[Requirements]
(1) In the kernel regression thread, which earlier kernel version does the original reporter say behaved fine?
(2) Write out the kernel regression thread word for word from "if (pse->vruntime +" to "not break interactivity.".

[Document excerpt]
2.6.24-git4+ regression

Previous thread: [PATCH][drivers/net/fec_mpc52xx.c] duplicate NETIF_MSG_IFDOWN in MPC52xx_MESSAGES_DEFAULT by Roel Kluin on Wednesday, January 30, 2008 - 7:18 am. (1 message)

Next thread: [PATCH][drivers/pcmcia/ti113x.h] ENE_TEST_C9_PFENABLE duplicate *_F0 by Roel Kluin on Wednesday, January 30, 2008 - 7:28 am. (1 message)
From: Lukas Hejtmanek
Date: Wednesday, January 30, 2008 - 6:56 am

Hello,

I noticed short thread in LKM regarding "sched: add vslice" causes horrible
interactivity under load.

I can see similar behavior. If I stress both CPU cores, even typing on
keyboard suffers from huge latencies, I can see letters appearing with delay
(typing into xterm). No swap is used at all, having 1GB free RAM.

I noticed this bad behavior with 2.6.24-git[46], 2.6.24-rc8-git was OK.

My config is attached.

-- 
Luk
From: Ingo Molnar
Date: Thursday, January 31, 2008 - 3:29 am

if you apply the current sched-fixes (rollup patch below), does it get 
any better?

	Ingo

Index: linux/kernel/sched_fair.c
===================================================================
--- linux.orig/kernel/sched_fair.c
+++ linux/kernel/sched_fair.c
@@ -520,7 +520,7 @@ place_entity(struct cfs_rq *cfs_rq, stru
 
 	if (!initial) {
 		/* sleeps upto a single latency don't count. */
-		if (sched_feat(NEW_FAIR_SLEEPERS) && entity_is_task(se))
+		if (sched_feat(NEW_FAIR_SLEEPERS))
 			vruntime -= sysctl_sched_latency;
 
 		/* ensure we never gain time by being placed backwards. */
@@ -1106,7 +1106,11 @@ static void check_preempt_wakeup(struct 
 	}
 
 	gran = sysctl_sched_wakeup_granularity;
-	if (unlikely(se->load.weight != NICE_0_LOAD))
+	/*
+	 * More easily preempt - nice tasks, while not making
+	 * it harder for + nice tasks.
+	 */
+	if (unlikely(se->load.weight > NICE_0_LOAD))
 		gran = calc_delta_fair(gran, &se->load);
 
 	if (pse->vruntime + gran < se->vruntime)
--

From: Lukas Hejtmanek
Date: Thursday, January 31, 2008 - 3:55 am

No. 

Another observation, running two instances of while true; do true; done (on
1 dual core cpu) does not break interactivity.

running make clean; make -j2 in kernel tree breaks interactivity terribly.
Looks like disk I/O activity is needed to break interactivity.

[Source data]
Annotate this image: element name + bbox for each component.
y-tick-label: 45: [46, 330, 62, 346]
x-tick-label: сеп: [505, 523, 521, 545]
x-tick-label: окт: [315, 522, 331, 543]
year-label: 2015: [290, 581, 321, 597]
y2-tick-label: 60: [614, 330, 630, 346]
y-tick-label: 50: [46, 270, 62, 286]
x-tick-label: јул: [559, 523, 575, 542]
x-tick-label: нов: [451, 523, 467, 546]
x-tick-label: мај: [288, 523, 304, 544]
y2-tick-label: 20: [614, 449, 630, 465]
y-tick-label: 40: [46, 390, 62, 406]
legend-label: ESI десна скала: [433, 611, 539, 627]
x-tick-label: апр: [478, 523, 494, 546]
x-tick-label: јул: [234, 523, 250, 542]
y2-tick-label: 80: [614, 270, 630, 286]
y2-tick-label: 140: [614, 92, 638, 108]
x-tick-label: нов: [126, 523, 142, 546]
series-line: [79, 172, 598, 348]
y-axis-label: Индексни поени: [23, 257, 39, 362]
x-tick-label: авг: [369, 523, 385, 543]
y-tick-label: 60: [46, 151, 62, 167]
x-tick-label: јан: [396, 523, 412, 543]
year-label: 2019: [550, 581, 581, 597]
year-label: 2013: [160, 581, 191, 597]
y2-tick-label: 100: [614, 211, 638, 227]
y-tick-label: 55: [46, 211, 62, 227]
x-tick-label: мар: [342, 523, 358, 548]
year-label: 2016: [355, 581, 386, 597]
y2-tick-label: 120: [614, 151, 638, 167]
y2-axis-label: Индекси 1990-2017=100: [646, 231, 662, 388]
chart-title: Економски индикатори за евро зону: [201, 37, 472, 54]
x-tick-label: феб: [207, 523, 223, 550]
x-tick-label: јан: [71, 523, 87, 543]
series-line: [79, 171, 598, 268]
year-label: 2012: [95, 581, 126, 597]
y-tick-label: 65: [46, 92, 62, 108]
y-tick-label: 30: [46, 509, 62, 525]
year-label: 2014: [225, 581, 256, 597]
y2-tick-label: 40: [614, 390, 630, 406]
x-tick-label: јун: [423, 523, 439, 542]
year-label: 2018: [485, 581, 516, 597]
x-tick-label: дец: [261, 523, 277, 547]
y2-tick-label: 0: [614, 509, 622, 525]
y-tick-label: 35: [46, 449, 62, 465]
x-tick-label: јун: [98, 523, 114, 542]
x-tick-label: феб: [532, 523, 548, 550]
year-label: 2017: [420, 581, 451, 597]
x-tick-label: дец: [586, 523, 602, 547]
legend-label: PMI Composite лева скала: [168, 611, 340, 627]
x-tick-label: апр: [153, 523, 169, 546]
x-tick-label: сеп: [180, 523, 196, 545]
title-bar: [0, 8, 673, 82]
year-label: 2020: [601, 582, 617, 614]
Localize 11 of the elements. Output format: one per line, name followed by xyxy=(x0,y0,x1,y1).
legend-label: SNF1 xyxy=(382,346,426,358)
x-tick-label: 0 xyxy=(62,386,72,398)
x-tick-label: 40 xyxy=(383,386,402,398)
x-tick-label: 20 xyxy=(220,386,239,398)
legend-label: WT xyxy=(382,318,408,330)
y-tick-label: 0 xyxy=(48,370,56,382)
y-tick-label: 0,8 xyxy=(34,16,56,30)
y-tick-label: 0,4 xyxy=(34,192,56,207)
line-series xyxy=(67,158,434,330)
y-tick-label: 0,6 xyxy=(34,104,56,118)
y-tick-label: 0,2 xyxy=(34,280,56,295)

[Expected responses]
(1) 2.6.24-rc8-git

(2)
if (pse->vruntime + gran < se->vruntime)
--

From: Lukas Hejtmanek
Date: Thursday, January 31, 2008 - 3:55 am

No. 

Another observation, running two instances of while true; do true; done (on
1 dual core cpu) does not break interactivity.